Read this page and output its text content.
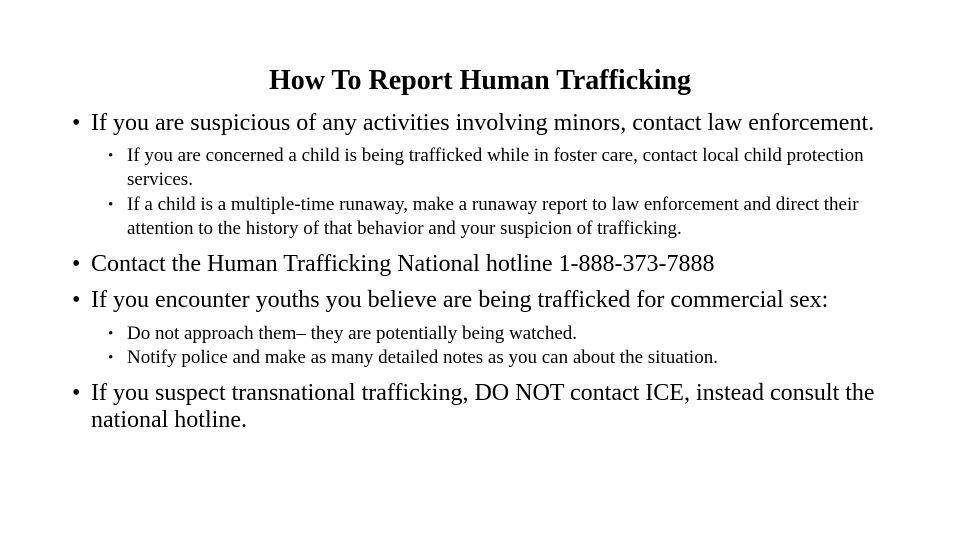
How To Report Human Trafficking
• If you are suspicious of any activities involving minors, contact law enforcement.
• If you are concerned a child is being trafficked while in foster care, contact local child protection services.
• If a child is a multiple-time runaway, make a runaway report to law enforcement and direct their attention to the history of that behavior and your suspicion of trafficking.
• Contact the Human Trafficking National hotline 1-888-373-7888
• If you encounter youths you believe are being trafficked for commercial sex:
• Do not approach them– they are potentially being watched.
• Notify police and make as many detailed notes as you can about the situation.
• If you suspect transnational trafficking, DO NOT contact ICE, instead consult the national hotline.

..........

Search the lines for the word "Human" and report how many contain it, by number only.

RESULT OF THE EXERCISE
2